##### RECORDS SUPPLIED #####
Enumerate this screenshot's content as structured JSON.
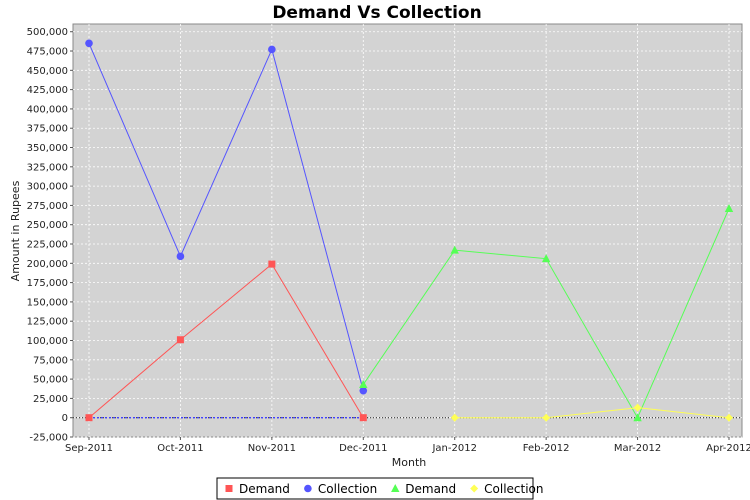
{
  "chart_data": {
    "type": "line",
    "title": "Demand Vs Collection",
    "xlabel": "Month",
    "ylabel": "Amount in Rupees",
    "categories": [
      "Sep-2011",
      "Oct-2011",
      "Nov-2011",
      "Dec-2011",
      "Jan-2012",
      "Feb-2012",
      "Mar-2012",
      "Apr-2012"
    ],
    "ylim": [
      -25000,
      510000
    ],
    "yticks": [
      -25000,
      0,
      25000,
      50000,
      75000,
      100000,
      125000,
      150000,
      175000,
      200000,
      225000,
      250000,
      275000,
      300000,
      325000,
      350000,
      375000,
      400000,
      425000,
      450000,
      475000,
      500000
    ],
    "ytick_labels": [
      "-25,000",
      "0",
      "25,000",
      "50,000",
      "75,000",
      "100,000",
      "125,000",
      "150,000",
      "175,000",
      "200,000",
      "225,000",
      "250,000",
      "275,000",
      "300,000",
      "325,000",
      "350,000",
      "375,000",
      "400,000",
      "425,000",
      "450,000",
      "475,000",
      "500,000"
    ],
    "grid": true,
    "background": "#d3d3d3",
    "legend_position": "bottom",
    "series": [
      {
        "name": "Demand",
        "marker": "square",
        "color": "#ff5555",
        "values": [
          0,
          101000,
          199000,
          0,
          null,
          null,
          null,
          null
        ]
      },
      {
        "name": "Collection",
        "marker": "circle",
        "color": "#5555ff",
        "values": [
          485000,
          209000,
          477000,
          35000,
          null,
          null,
          null,
          null
        ]
      },
      {
        "name": "Demand",
        "marker": "triangle",
        "color": "#55ff55",
        "values": [
          null,
          null,
          null,
          43000,
          217000,
          206000,
          0,
          271000
        ]
      },
      {
        "name": "Collection",
        "marker": "diamond",
        "color": "#ffff55",
        "values": [
          null,
          null,
          null,
          null,
          0,
          0,
          13000,
          0
        ]
      }
    ]
  }
}
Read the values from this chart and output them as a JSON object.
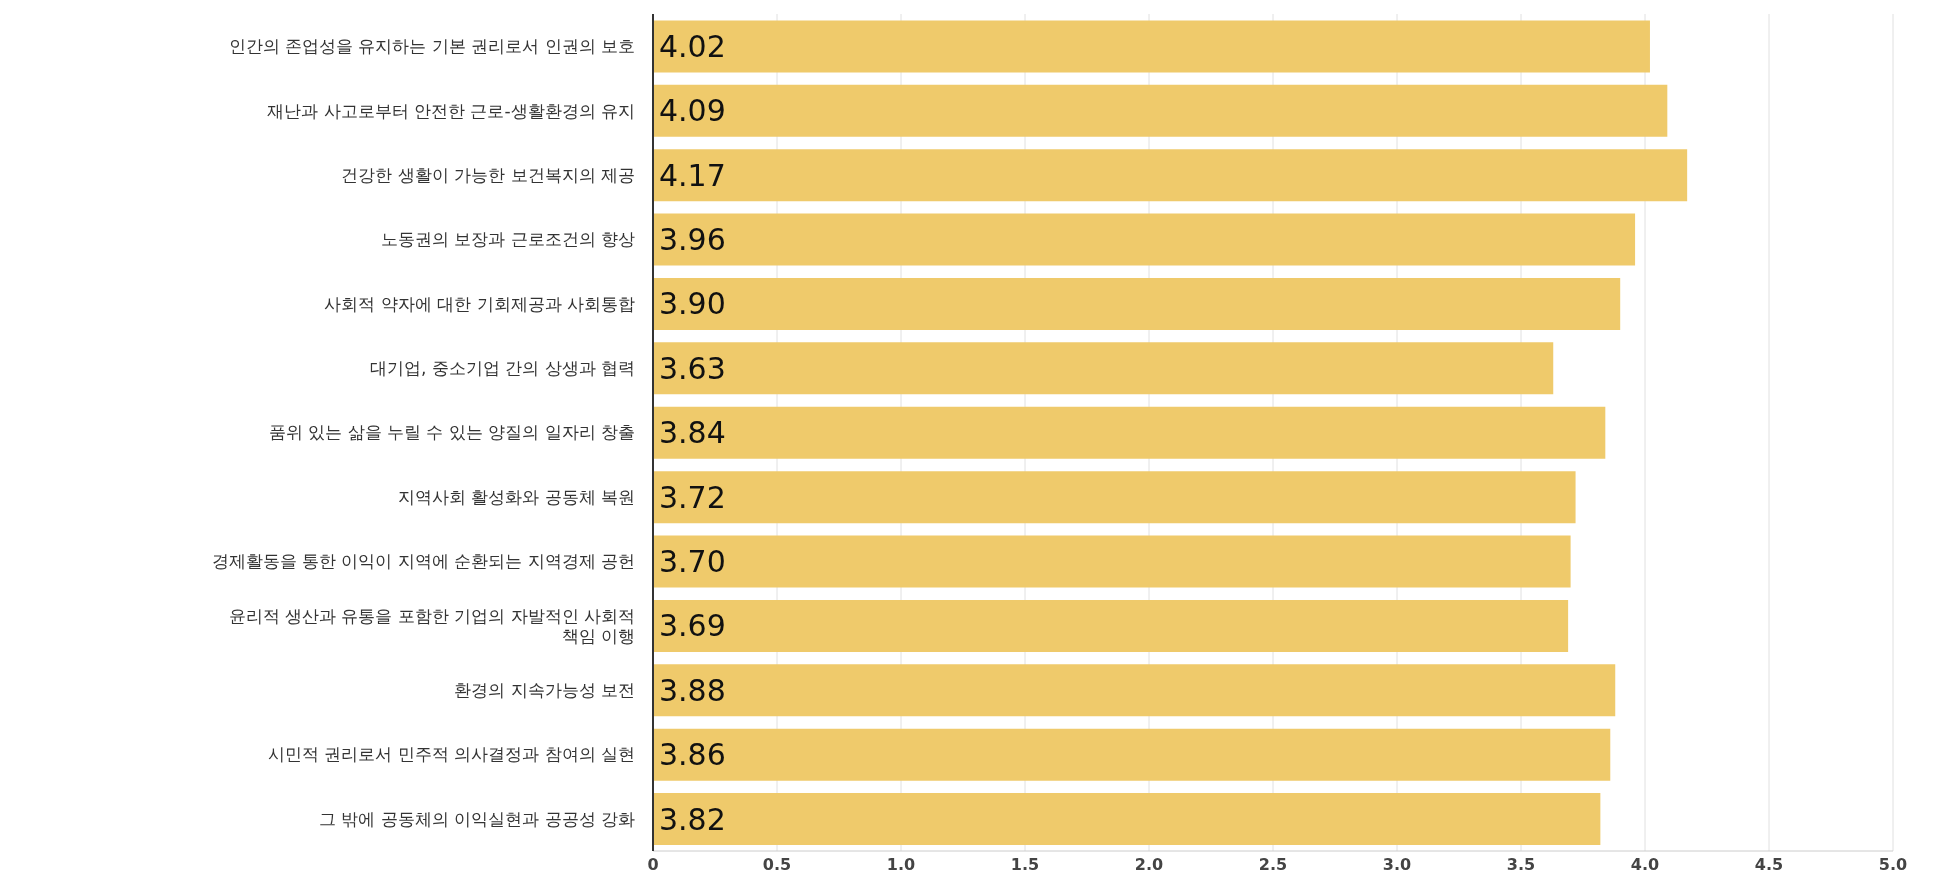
{
  "chart_data": {
    "type": "bar",
    "orientation": "horizontal",
    "categories": [
      "인간의 존업성을 유지하는 기본 권리로서 인권의 보호",
      "재난과 사고로부터 안전한 근로-생활환경의 유지",
      "건강한 생활이 가능한 보건복지의 제공",
      "노동권의 보장과 근로조건의 향상",
      "사회적 약자에 대한 기회제공과 사회통합",
      "대기업, 중소기업 간의 상생과 협력",
      "품위 있는 삶을 누릴 수 있는 양질의 일자리 창출",
      "지역사회 활성화와 공동체 복원",
      "경제활동을 통한 이익이 지역에 순환되는 지역경제 공헌",
      "윤리적 생산과 유통을 포함한 기업의 자발적인 사회적 책임 이행",
      "환경의 지속가능성 보전",
      "시민적 권리로서 민주적 의사결정과 참여의 실현",
      "그 밖에 공동체의 이익실현과 공공성 강화"
    ],
    "values": [
      4.02,
      4.09,
      4.17,
      3.96,
      3.9,
      3.63,
      3.84,
      3.72,
      3.7,
      3.69,
      3.88,
      3.86,
      3.82
    ],
    "value_labels": [
      "4.02",
      "4.09",
      "4.17",
      "3.96",
      "3.90",
      "3.63",
      "3.84",
      "3.72",
      "3.70",
      "3.69",
      "3.88",
      "3.86",
      "3.82"
    ],
    "color": "#efca6b",
    "xlim": [
      0,
      5
    ],
    "xticks": [
      0,
      0.5,
      {
        "value": 1,
        "label": "1.0"
      },
      1.5,
      {
        "value": 2,
        "label": "2.0"
      },
      2.5,
      {
        "value": 3,
        "label": "3.0"
      },
      3.5,
      {
        "value": 4,
        "label": "4.0"
      },
      4.5,
      {
        "value": 5,
        "label": "5.0"
      }
    ],
    "grid": "x",
    "legend": false
  }
}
#####
Strip out the pictures and quote the remaining data word for word.

Enumerate this screenshot's content as structured JSON.
{
  "chart_data": {
    "type": "line",
    "title": "Demand Vs Collection",
    "xlabel": "Month",
    "ylabel": "Amount in Rupees",
    "categories": [
      "Sep-2011",
      "Oct-2011",
      "Nov-2011",
      "Dec-2011",
      "Jan-2012",
      "Feb-2012",
      "Mar-2012",
      "Apr-2012"
    ],
    "ylim": [
      -25000,
      510000
    ],
    "yticks": [
      -25000,
      0,
      25000,
      50000,
      75000,
      100000,
      125000,
      150000,
      175000,
      200000,
      225000,
      250000,
      275000,
      300000,
      325000,
      350000,
      375000,
      400000,
      425000,
      450000,
      475000,
      500000
    ],
    "ytick_labels": [
      "-25,000",
      "0",
      "25,000",
      "50,000",
      "75,000",
      "100,000",
      "125,000",
      "150,000",
      "175,000",
      "200,000",
      "225,000",
      "250,000",
      "275,000",
      "300,000",
      "325,000",
      "350,000",
      "375,000",
      "400,000",
      "425,000",
      "450,000",
      "475,000",
      "500,000"
    ],
    "grid": true,
    "background": "#d3d3d3",
    "legend_position": "bottom",
    "series": [
      {
        "name": "Demand",
        "marker": "square",
        "color": "#ff5555",
        "values": [
          0,
          101000,
          199000,
          0,
          null,
          null,
          null,
          null
        ]
      },
      {
        "name": "Collection",
        "marker": "circle",
        "color": "#5555ff",
        "values": [
          485000,
          209000,
          477000,
          35000,
          null,
          null,
          null,
          null
        ]
      },
      {
        "name": "Demand",
        "marker": "triangle",
        "color": "#55ff55",
        "values": [
          null,
          null,
          null,
          43000,
          217000,
          206000,
          0,
          271000
        ]
      },
      {
        "name": "Collection",
        "marker": "diamond",
        "color": "#ffff55",
        "values": [
          null,
          null,
          null,
          null,
          0,
          0,
          13000,
          0
        ]
      }
    ]
  }
}
Read the values from this chart and output them as a JSON object.
{
  "chart_data": {
    "type": "bar",
    "orientation": "horizontal",
    "categories": [
      "인간의 존업성을 유지하는 기본 권리로서 인권의 보호",
      "재난과 사고로부터 안전한 근로-생활환경의 유지",
      "건강한 생활이 가능한 보건복지의 제공",
      "노동권의 보장과 근로조건의 향상",
      "사회적 약자에 대한 기회제공과 사회통합",
      "대기업, 중소기업 간의 상생과 협력",
      "품위 있는 삶을 누릴 수 있는 양질의 일자리 창출",
      "지역사회 활성화와 공동체 복원",
      "경제활동을 통한 이익이 지역에 순환되는 지역경제 공헌",
      "윤리적 생산과 유통을 포함한 기업의 자발적인 사회적 책임 이행",
      "환경의 지속가능성 보전",
      "시민적 권리로서 민주적 의사결정과 참여의 실현",
      "그 밖에 공동체의 이익실현과 공공성 강화"
    ],
    "values": [
      4.02,
      4.09,
      4.17,
      3.96,
      3.9,
      3.63,
      3.84,
      3.72,
      3.7,
      3.69,
      3.88,
      3.86,
      3.82
    ],
    "value_labels": [
      "4.02",
      "4.09",
      "4.17",
      "3.96",
      "3.90",
      "3.63",
      "3.84",
      "3.72",
      "3.70",
      "3.69",
      "3.88",
      "3.86",
      "3.82"
    ],
    "color": "#efca6b",
    "xlim": [
      0,
      5
    ],
    "xticks": [
      0,
      0.5,
      {
        "value": 1,
        "label": "1.0"
      },
      1.5,
      {
        "value": 2,
        "label": "2.0"
      },
      2.5,
      {
        "value": 3,
        "label": "3.0"
      },
      3.5,
      {
        "value": 4,
        "label": "4.0"
      },
      4.5,
      {
        "value": 5,
        "label": "5.0"
      }
    ],
    "grid": "x",
    "legend": false
  }
}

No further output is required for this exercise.